#### TASK OBJECTIVE
From the entries that follow, pick out all lines holding "training".

##### THE DATA #####

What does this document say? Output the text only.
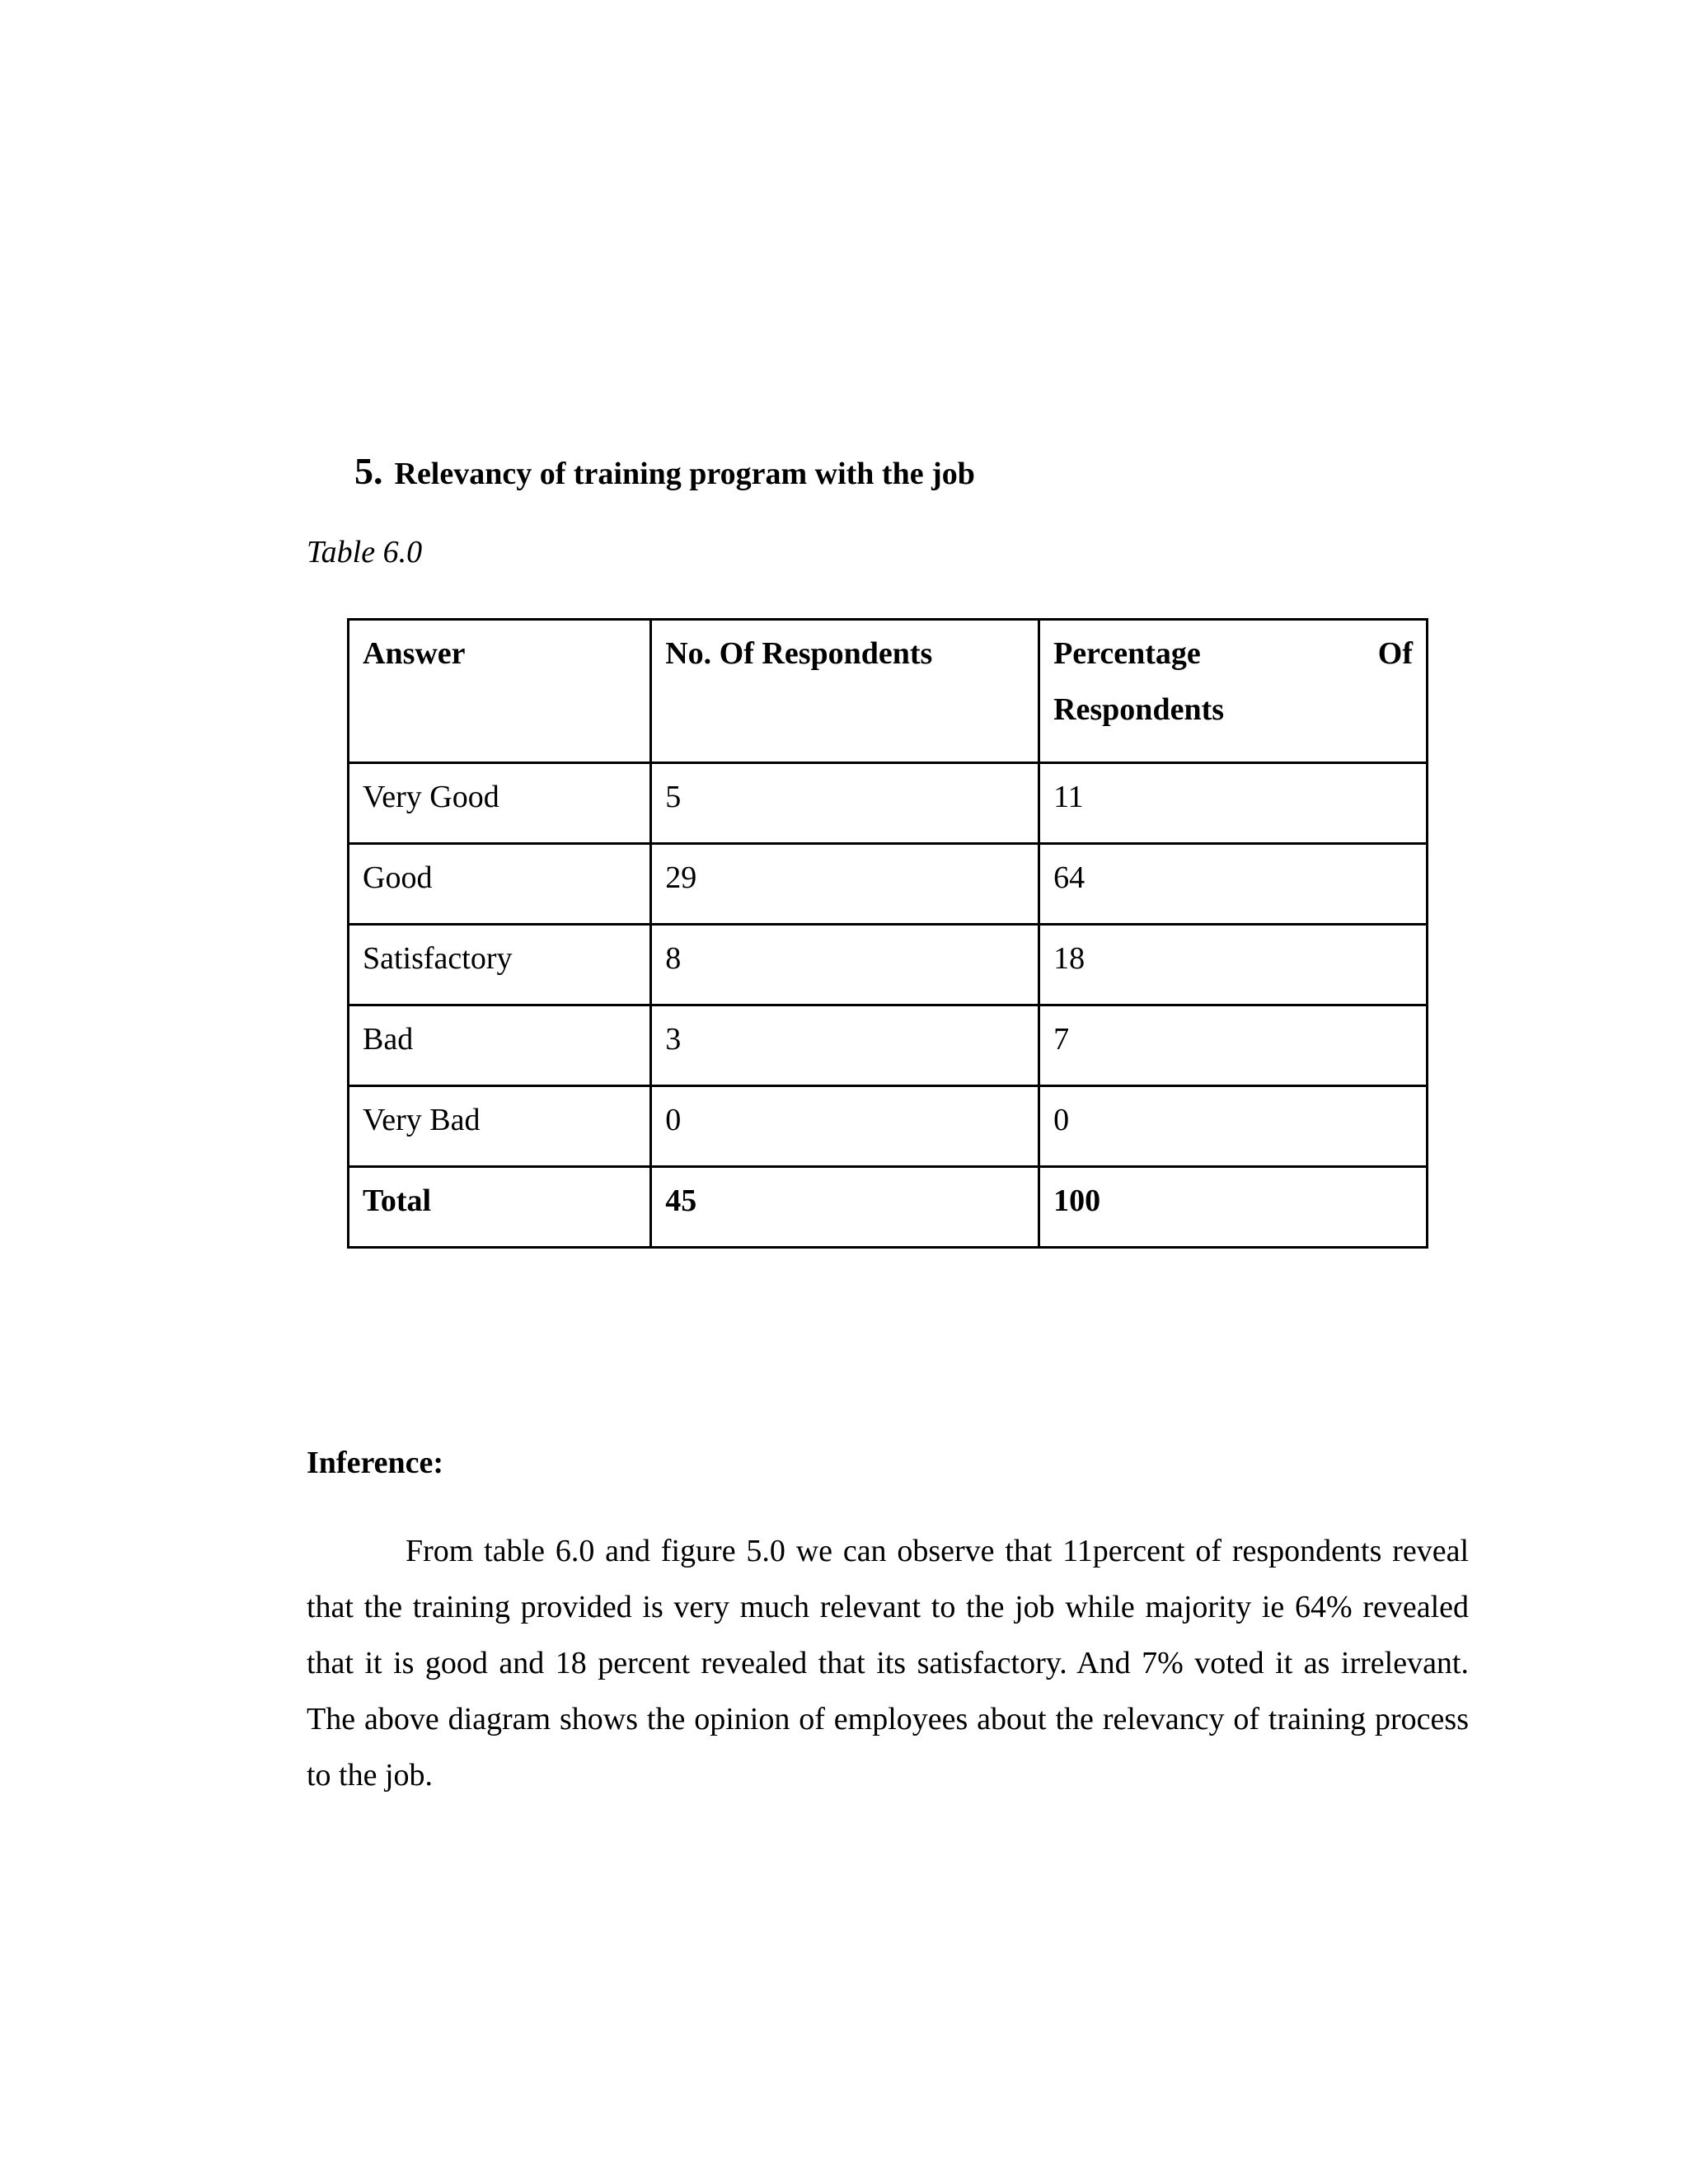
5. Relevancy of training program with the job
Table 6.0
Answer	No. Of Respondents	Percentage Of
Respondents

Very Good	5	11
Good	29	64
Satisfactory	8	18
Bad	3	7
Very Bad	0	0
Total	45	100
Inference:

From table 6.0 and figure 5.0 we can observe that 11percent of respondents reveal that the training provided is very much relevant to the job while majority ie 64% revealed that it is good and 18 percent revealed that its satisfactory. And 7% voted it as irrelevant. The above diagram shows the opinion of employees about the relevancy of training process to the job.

#####

#### EXPECTED ANSWER
5. Relevancy of training program with the job
From table 6.0 and figure 5.0 we can observe that 11percent of respondents reveal that the training provided is very much relevant to the job while majority ie 64% revealed that it is good and 18 percent revealed that its satisfactory. And 7% voted it as irrelevant. The above diagram shows the opinion of employees about the relevancy of training process to the job.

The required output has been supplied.